▸ **Material for the task**
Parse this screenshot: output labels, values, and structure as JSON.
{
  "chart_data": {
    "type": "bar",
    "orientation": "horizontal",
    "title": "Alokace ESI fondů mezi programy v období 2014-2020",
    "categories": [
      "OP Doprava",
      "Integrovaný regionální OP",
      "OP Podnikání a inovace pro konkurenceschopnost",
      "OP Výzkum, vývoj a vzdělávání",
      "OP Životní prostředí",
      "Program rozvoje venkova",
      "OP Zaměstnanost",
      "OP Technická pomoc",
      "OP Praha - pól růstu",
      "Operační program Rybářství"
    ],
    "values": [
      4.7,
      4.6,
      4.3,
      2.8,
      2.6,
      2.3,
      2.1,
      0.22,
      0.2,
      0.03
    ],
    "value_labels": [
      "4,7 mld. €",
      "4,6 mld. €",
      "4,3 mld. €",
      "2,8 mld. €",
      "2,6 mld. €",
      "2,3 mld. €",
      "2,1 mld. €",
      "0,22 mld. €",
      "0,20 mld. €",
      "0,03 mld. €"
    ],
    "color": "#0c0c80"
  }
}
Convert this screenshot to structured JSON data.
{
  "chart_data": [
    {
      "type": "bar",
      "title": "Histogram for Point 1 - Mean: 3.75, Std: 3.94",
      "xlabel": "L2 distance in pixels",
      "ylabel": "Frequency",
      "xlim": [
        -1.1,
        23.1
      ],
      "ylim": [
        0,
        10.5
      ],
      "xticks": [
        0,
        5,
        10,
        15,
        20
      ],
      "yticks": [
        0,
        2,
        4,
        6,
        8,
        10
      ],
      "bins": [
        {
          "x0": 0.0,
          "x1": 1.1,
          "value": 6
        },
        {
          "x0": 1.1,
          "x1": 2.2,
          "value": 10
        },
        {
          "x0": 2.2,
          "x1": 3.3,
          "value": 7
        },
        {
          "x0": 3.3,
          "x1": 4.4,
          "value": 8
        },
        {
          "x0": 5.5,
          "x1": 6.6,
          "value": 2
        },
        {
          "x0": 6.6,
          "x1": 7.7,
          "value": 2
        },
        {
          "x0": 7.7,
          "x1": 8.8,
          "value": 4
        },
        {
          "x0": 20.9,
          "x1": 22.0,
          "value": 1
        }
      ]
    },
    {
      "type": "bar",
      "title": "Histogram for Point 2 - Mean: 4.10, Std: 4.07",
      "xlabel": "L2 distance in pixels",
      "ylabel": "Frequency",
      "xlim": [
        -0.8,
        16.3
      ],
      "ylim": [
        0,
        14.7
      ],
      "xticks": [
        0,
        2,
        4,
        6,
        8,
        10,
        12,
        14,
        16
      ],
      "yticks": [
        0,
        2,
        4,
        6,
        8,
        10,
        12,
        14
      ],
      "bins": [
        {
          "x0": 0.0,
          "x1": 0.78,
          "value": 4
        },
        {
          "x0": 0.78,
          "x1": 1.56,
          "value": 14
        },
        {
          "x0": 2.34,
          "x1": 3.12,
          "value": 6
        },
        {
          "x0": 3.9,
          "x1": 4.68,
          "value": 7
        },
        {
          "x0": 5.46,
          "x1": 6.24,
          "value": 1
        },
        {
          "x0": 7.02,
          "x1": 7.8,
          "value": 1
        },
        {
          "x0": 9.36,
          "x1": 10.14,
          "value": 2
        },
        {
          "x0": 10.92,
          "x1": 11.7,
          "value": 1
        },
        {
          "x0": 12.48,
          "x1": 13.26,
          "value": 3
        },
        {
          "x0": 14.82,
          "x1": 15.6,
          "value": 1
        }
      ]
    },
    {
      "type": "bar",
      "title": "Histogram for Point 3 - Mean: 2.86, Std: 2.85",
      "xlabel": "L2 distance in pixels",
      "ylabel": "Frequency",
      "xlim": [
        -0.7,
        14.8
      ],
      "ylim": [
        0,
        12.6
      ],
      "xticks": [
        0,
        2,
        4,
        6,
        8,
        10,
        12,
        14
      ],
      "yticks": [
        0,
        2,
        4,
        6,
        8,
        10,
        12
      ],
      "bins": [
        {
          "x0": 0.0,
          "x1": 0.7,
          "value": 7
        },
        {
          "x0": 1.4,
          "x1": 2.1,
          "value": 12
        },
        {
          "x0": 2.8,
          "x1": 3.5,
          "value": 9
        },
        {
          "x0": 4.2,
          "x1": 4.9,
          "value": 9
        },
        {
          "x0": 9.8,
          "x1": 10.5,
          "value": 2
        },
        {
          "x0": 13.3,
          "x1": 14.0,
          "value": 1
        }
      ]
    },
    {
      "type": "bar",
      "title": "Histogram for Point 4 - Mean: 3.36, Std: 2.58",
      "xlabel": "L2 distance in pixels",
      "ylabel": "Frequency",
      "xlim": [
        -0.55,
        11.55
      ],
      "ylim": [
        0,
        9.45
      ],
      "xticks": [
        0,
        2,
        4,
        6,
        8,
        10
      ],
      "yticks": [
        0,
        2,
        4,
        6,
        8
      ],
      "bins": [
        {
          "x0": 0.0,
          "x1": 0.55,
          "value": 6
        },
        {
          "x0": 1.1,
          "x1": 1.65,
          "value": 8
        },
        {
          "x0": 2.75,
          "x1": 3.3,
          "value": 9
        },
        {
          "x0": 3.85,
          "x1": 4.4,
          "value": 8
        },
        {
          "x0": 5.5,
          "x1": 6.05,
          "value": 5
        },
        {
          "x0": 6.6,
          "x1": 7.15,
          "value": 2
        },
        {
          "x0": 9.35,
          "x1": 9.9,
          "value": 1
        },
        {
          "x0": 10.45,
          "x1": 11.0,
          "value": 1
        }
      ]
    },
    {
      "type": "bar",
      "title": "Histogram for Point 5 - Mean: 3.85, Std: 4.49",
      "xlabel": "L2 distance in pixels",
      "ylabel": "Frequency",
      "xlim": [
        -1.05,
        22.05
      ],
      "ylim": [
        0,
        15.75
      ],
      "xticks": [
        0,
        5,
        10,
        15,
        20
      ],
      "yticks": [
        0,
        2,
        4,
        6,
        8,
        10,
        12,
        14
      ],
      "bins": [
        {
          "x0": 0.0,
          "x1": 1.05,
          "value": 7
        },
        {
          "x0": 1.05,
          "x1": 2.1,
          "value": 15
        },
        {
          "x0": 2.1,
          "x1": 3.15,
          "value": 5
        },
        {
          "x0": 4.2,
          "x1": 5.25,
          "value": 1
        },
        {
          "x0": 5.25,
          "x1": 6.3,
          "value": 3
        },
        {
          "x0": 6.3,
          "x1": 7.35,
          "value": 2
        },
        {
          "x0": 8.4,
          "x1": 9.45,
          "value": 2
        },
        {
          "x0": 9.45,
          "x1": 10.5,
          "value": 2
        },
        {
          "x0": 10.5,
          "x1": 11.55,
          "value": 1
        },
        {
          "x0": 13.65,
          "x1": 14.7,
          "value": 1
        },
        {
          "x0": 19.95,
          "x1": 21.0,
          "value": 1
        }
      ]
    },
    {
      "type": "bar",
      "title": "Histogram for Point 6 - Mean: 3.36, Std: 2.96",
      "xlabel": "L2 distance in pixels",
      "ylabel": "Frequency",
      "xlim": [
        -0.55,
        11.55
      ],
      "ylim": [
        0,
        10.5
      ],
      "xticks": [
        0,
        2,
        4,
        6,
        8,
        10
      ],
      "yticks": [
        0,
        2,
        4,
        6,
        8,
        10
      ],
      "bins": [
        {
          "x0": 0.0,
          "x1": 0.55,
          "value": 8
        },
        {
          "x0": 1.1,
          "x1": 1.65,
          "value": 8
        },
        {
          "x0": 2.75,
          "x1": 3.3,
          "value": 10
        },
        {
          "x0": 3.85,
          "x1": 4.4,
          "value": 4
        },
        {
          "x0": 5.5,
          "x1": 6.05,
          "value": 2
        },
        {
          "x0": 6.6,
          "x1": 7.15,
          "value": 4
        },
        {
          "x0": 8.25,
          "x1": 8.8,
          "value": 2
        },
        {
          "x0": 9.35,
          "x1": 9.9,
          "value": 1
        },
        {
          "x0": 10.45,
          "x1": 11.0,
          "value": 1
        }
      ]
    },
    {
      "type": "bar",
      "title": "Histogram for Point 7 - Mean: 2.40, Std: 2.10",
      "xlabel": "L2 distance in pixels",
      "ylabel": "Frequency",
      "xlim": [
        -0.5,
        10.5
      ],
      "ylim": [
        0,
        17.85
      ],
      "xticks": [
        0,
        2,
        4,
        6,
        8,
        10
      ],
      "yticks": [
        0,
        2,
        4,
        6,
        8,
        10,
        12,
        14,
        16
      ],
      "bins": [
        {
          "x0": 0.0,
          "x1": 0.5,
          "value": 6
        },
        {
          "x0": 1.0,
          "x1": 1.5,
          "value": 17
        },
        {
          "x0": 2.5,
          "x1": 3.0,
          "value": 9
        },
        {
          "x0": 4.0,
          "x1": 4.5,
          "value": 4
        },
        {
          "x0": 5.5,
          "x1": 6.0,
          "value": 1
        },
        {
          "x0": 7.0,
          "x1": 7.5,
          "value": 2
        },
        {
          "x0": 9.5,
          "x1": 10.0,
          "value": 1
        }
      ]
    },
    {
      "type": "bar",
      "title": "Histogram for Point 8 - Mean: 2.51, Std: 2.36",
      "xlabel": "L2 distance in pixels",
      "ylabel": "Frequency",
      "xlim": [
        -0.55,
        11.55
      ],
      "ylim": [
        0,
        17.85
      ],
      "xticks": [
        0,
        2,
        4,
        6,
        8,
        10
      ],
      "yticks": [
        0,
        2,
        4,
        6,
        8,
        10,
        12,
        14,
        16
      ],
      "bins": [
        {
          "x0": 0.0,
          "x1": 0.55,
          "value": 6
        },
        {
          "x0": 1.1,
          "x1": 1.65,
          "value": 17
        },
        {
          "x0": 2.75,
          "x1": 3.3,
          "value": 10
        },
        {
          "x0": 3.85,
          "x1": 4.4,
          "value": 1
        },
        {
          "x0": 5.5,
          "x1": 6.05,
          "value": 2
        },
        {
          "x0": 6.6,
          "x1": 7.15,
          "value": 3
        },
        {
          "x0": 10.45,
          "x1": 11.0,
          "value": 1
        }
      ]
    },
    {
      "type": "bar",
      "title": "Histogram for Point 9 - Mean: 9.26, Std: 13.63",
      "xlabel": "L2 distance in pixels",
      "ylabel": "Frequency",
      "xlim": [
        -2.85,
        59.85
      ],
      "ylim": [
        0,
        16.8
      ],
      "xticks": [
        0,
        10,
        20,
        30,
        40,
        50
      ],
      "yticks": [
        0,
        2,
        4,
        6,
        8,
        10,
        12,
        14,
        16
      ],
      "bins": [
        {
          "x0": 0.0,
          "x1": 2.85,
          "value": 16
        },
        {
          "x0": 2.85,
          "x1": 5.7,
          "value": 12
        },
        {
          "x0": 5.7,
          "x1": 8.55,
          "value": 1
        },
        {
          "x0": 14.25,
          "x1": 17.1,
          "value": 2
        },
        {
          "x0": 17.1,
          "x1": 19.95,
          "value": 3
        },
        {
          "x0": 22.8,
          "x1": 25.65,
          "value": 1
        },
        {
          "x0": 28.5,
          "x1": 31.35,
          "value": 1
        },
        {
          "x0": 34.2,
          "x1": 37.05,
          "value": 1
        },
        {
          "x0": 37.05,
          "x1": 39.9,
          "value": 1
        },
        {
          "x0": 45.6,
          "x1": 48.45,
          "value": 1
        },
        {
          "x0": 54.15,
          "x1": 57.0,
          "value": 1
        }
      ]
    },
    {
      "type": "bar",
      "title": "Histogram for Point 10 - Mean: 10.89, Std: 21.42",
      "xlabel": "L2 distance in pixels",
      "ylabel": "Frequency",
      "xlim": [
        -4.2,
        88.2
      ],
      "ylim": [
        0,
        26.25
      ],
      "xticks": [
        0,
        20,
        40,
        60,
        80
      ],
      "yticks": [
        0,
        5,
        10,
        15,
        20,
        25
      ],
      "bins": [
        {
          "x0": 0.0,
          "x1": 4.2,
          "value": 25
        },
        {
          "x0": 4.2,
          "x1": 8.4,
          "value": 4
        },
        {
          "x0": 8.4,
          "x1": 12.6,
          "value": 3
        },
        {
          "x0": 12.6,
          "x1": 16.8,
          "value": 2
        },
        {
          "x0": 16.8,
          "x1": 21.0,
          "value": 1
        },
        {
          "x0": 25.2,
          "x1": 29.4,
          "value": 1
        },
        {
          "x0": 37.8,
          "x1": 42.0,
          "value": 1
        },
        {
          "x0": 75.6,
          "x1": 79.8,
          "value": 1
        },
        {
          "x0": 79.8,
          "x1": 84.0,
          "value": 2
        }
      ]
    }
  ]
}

▸ **Request**
Pick every line with "values" in it and copy it.

▸ **Output of the task**
Parse this screenshot: output labels, values, and structure as JSON.
    "values": [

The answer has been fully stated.